● Requirement
Your task is to repeat all of the material exactly.

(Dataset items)
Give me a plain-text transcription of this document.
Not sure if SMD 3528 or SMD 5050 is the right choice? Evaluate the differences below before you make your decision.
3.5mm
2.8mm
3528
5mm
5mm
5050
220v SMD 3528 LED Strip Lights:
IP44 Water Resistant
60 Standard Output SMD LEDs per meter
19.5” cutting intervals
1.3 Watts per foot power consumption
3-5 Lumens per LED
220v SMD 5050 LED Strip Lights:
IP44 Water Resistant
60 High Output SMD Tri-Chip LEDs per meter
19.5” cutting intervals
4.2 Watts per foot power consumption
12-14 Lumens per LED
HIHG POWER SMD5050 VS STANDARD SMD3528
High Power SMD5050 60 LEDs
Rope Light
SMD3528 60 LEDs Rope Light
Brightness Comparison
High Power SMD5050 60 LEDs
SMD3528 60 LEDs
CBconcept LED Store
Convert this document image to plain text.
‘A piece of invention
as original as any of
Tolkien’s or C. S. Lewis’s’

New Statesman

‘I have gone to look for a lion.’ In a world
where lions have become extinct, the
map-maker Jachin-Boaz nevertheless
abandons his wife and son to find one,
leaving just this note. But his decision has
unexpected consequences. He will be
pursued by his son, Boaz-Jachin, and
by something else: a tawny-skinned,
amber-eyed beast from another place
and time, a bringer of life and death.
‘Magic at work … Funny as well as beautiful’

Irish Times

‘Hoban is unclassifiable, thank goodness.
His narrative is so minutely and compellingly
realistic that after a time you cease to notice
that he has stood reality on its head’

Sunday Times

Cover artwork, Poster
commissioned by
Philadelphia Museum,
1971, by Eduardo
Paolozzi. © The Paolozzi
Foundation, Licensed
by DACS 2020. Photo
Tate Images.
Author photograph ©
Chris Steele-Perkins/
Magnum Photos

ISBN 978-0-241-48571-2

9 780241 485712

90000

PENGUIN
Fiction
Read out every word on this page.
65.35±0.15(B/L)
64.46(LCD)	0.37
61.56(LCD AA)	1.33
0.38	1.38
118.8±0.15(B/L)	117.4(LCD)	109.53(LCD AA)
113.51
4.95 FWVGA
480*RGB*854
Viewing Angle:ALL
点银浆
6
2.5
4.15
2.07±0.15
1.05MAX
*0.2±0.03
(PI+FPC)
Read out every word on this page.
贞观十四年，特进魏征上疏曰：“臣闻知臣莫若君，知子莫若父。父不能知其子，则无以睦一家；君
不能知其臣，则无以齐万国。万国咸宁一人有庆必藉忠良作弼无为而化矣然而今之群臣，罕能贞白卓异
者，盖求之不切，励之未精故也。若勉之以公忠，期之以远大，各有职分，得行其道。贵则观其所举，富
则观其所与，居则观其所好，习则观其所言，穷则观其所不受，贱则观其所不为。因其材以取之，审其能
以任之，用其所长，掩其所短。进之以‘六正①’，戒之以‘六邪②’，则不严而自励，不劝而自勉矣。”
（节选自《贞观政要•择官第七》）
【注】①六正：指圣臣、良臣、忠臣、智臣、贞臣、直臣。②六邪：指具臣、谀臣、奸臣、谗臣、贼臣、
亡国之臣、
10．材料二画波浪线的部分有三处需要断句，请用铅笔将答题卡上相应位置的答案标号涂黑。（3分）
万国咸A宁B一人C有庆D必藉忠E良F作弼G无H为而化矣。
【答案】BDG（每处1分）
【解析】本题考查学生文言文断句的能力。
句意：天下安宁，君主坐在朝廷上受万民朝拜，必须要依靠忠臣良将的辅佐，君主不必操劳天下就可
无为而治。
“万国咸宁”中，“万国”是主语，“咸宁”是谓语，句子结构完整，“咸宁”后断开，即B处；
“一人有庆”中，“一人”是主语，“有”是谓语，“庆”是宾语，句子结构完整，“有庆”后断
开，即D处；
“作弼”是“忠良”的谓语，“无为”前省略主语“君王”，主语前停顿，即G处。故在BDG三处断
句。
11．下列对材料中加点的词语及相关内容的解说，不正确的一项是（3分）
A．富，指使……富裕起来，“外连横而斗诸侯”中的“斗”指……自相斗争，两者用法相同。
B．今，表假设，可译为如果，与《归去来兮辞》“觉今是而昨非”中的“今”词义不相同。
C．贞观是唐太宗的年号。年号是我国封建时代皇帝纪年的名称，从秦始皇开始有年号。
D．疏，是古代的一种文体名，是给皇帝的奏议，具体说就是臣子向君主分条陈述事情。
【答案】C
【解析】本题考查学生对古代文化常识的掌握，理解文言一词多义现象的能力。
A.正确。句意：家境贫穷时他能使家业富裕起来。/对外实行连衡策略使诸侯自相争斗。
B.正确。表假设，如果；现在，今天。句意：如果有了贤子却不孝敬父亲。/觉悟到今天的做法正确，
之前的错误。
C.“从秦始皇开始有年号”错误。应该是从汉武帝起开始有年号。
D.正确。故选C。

● Answer below
Give me a plain-text transcription of this document.
Not sure if SMD 3528 or SMD 5050 is the right choice? Evaluate the differences below before you make your decision.
3.5mm
2.8mm
3528
5mm
5mm
5050
220v SMD 3528 LED Strip Lights:
IP44 Water Resistant
60 Standard Output SMD LEDs per meter
19.5” cutting intervals
1.3 Watts per foot power consumption
3-5 Lumens per LED
220v SMD 5050 LED Strip Lights:
IP44 Water Resistant
60 High Output SMD Tri-Chip LEDs per meter
19.5” cutting intervals
4.2 Watts per foot power consumption
12-14 Lumens per LED
HIHG POWER SMD5050 VS STANDARD SMD3528
High Power SMD5050 60 LEDs
Rope Light
SMD3528 60 LEDs Rope Light
Brightness Comparison
High Power SMD5050 60 LEDs
SMD3528 60 LEDs
CBconcept LED Store
Convert this document image to plain text.
‘A piece of invention
as original as any of
Tolkien’s or C. S. Lewis’s’

New Statesman

‘I have gone to look for a lion.’ In a world
where lions have become extinct, the
map-maker Jachin-Boaz nevertheless
abandons his wife and son to find one,
leaving just this note. But his decision has
unexpected consequences. He will be
pursued by his son, Boaz-Jachin, and
by something else: a tawny-skinned,
amber-eyed beast from another place
and time, a bringer of life and death.
‘Magic at work … Funny as well as beautiful’

Irish Times

‘Hoban is unclassifiable, thank goodness.
His narrative is so minutely and compellingly
realistic that after a time you cease to notice
that he has stood reality on its head’

Sunday Times

Cover artwork, Poster
commissioned by
Philadelphia Museum,
1971, by Eduardo
Paolozzi. © The Paolozzi
Foundation, Licensed
by DACS 2020. Photo
Tate Images.
Author photograph ©
Chris Steele-Perkins/
Magnum Photos

ISBN 978-0-241-48571-2

9 780241 485712

90000

PENGUIN
Fiction
Read out every word on this page.
65.35±0.15(B/L)
64.46(LCD)	0.37
61.56(LCD AA)	1.33
0.38	1.38
118.8±0.15(B/L)	117.4(LCD)	109.53(LCD AA)
113.51
4.95 FWVGA
480*RGB*854
Viewing Angle:ALL
点银浆
6
2.5
4.15
2.07±0.15
1.05MAX
*0.2±0.03
(PI+FPC)
Read out every word on this page.
贞观十四年，特进魏征上疏曰：“臣闻知臣莫若君，知子莫若父。父不能知其子，则无以睦一家；君
不能知其臣，则无以齐万国。万国咸宁一人有庆必藉忠良作弼无为而化矣然而今之群臣，罕能贞白卓异
者，盖求之不切，励之未精故也。若勉之以公忠，期之以远大，各有职分，得行其道。贵则观其所举，富
则观其所与，居则观其所好，习则观其所言，穷则观其所不受，贱则观其所不为。因其材以取之，审其能
以任之，用其所长，掩其所短。进之以‘六正①’，戒之以‘六邪②’，则不严而自励，不劝而自勉矣。”
（节选自《贞观政要•择官第七》）
【注】①六正：指圣臣、良臣、忠臣、智臣、贞臣、直臣。②六邪：指具臣、谀臣、奸臣、谗臣、贼臣、
亡国之臣、
10．材料二画波浪线的部分有三处需要断句，请用铅笔将答题卡上相应位置的答案标号涂黑。（3分）
万国咸A宁B一人C有庆D必藉忠E良F作弼G无H为而化矣。
【答案】BDG（每处1分）
【解析】本题考查学生文言文断句的能力。
句意：天下安宁，君主坐在朝廷上受万民朝拜，必须要依靠忠臣良将的辅佐，君主不必操劳天下就可
无为而治。
“万国咸宁”中，“万国”是主语，“咸宁”是谓语，句子结构完整，“咸宁”后断开，即B处；
“一人有庆”中，“一人”是主语，“有”是谓语，“庆”是宾语，句子结构完整，“有庆”后断
开，即D处；
“作弼”是“忠良”的谓语，“无为”前省略主语“君王”，主语前停顿，即G处。故在BDG三处断
句。
11．下列对材料中加点的词语及相关内容的解说，不正确的一项是（3分）
A．富，指使……富裕起来，“外连横而斗诸侯”中的“斗”指……自相斗争，两者用法相同。
B．今，表假设，可译为如果，与《归去来兮辞》“觉今是而昨非”中的“今”词义不相同。
C．贞观是唐太宗的年号。年号是我国封建时代皇帝纪年的名称，从秦始皇开始有年号。
D．疏，是古代的一种文体名，是给皇帝的奏议，具体说就是臣子向君主分条陈述事情。
【答案】C
【解析】本题考查学生对古代文化常识的掌握，理解文言一词多义现象的能力。
A.正确。句意：家境贫穷时他能使家业富裕起来。/对外实行连衡策略使诸侯自相争斗。
B.正确。表假设，如果；现在，今天。句意：如果有了贤子却不孝敬父亲。/觉悟到今天的做法正确，
之前的错误。
C.“从秦始皇开始有年号”错误。应该是从汉武帝起开始有年号。
D.正确。故选C。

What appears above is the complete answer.